Set problem
Please list all lines of the material below in which the string "Resources" occurs.
[START OF Raw records]
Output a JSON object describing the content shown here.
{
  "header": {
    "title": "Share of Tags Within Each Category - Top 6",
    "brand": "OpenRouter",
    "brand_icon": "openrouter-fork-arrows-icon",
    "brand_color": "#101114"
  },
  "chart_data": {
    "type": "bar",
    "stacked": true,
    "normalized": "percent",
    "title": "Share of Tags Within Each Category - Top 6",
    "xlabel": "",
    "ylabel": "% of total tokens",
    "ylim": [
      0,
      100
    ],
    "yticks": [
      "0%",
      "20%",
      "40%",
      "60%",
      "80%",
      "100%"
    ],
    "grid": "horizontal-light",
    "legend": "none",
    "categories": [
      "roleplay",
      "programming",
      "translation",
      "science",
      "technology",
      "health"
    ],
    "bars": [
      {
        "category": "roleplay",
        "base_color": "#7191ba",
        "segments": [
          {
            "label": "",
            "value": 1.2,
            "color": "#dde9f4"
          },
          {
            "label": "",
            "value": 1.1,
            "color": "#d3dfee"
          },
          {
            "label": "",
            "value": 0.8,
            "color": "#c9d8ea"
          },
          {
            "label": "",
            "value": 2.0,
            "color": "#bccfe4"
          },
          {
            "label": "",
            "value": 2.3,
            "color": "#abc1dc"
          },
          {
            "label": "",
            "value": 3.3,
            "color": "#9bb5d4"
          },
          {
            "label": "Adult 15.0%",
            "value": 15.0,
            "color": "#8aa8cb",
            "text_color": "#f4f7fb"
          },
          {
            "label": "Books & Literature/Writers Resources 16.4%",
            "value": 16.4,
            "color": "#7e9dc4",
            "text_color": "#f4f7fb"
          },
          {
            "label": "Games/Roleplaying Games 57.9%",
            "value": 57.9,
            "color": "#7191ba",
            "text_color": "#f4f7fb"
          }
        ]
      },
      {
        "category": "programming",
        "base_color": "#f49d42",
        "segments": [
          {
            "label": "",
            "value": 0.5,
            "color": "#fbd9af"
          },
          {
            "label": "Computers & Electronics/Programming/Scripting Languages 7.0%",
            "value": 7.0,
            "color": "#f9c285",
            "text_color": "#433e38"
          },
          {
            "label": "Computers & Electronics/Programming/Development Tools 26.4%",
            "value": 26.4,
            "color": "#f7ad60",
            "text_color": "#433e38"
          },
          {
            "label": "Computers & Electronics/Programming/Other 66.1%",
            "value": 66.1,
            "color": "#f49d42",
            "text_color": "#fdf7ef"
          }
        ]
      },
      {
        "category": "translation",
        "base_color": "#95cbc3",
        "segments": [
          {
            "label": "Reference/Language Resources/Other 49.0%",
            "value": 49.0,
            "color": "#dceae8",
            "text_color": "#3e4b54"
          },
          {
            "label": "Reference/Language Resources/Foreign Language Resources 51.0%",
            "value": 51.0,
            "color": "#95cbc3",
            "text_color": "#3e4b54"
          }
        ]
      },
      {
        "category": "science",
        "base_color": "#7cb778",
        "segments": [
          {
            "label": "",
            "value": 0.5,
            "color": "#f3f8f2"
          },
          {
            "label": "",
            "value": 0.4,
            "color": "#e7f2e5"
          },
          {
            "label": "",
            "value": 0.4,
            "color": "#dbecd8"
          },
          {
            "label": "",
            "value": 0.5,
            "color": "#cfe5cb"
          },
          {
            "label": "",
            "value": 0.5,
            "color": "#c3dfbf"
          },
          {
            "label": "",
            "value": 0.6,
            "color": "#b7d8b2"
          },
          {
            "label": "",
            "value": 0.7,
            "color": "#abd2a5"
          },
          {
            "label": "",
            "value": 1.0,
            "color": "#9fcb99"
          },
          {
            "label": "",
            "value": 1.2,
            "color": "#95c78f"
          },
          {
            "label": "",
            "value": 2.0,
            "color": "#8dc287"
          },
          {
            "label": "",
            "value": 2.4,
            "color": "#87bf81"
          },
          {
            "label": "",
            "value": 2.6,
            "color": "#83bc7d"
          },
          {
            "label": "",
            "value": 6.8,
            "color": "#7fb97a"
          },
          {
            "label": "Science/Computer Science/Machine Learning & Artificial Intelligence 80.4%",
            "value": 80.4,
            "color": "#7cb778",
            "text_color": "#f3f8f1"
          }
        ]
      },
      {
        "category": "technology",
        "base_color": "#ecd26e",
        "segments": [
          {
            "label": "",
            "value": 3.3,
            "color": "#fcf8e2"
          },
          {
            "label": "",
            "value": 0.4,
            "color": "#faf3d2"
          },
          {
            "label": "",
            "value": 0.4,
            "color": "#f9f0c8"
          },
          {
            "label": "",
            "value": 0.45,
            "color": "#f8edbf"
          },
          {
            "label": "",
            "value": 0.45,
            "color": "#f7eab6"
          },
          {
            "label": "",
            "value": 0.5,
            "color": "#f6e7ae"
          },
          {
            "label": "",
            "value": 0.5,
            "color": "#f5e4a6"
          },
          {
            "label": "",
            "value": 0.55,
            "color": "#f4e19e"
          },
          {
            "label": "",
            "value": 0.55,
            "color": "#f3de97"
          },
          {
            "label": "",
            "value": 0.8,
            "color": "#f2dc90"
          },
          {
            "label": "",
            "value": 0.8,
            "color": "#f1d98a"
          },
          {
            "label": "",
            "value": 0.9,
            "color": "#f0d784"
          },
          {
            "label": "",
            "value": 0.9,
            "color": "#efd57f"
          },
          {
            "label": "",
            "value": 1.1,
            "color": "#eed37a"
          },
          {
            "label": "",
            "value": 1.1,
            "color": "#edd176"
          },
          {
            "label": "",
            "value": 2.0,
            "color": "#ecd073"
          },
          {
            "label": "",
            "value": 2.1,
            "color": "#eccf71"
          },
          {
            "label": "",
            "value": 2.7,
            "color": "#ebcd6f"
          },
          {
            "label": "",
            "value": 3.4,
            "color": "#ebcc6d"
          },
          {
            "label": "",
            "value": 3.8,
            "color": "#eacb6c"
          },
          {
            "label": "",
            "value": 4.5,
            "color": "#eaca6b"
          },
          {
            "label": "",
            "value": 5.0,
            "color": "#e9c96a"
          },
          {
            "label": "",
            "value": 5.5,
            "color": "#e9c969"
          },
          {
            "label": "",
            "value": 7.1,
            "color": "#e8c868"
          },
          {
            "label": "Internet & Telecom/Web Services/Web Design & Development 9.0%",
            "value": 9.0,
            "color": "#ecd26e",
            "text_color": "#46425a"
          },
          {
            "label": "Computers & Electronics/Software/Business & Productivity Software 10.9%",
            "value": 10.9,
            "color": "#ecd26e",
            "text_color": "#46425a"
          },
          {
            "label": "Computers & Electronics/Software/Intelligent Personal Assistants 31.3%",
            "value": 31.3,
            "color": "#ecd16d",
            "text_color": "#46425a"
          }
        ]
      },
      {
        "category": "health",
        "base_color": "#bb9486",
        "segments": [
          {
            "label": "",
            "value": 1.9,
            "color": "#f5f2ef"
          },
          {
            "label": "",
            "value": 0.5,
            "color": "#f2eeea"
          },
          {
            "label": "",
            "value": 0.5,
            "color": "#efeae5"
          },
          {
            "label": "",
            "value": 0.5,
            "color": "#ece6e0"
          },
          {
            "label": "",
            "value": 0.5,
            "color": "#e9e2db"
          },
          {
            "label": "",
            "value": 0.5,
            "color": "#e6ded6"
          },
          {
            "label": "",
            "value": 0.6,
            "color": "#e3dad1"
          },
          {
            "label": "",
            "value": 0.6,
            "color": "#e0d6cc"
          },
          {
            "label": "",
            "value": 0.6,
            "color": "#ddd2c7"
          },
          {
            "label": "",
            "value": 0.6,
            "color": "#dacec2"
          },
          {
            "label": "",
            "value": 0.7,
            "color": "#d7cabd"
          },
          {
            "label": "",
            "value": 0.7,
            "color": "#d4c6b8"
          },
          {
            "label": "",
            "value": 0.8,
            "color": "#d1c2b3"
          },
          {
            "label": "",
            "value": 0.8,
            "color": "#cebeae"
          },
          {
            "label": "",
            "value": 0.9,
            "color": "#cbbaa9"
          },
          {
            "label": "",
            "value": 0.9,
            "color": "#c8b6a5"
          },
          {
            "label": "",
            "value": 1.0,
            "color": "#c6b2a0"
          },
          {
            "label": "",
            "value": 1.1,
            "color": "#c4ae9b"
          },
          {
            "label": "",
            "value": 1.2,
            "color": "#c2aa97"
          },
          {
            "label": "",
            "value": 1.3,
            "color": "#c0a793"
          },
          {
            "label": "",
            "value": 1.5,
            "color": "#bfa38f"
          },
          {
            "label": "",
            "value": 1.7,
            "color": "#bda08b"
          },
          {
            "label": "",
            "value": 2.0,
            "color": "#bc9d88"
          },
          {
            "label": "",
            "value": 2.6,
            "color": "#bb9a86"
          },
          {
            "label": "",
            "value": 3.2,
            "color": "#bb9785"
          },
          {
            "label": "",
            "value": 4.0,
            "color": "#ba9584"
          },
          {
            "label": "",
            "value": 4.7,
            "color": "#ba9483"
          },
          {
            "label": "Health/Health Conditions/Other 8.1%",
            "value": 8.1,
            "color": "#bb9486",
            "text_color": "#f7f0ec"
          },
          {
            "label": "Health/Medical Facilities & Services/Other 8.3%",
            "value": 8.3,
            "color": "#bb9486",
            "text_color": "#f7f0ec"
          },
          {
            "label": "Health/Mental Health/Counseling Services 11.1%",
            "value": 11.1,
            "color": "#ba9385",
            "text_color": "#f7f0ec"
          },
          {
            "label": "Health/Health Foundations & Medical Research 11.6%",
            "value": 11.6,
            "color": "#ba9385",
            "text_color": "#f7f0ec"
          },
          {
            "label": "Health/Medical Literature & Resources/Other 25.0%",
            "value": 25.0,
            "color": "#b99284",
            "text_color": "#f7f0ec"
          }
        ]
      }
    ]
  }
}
[END OF Raw records]
Reply to the exercise
            "label": "Books & Literature/Writers Resources 16.4%",
            "label": "Reference/Language Resources/Other 49.0%",
            "label": "Reference/Language Resources/Foreign Language Resources 51.0%",
            "label": "Health/Medical Literature & Resources/Other 25.0%",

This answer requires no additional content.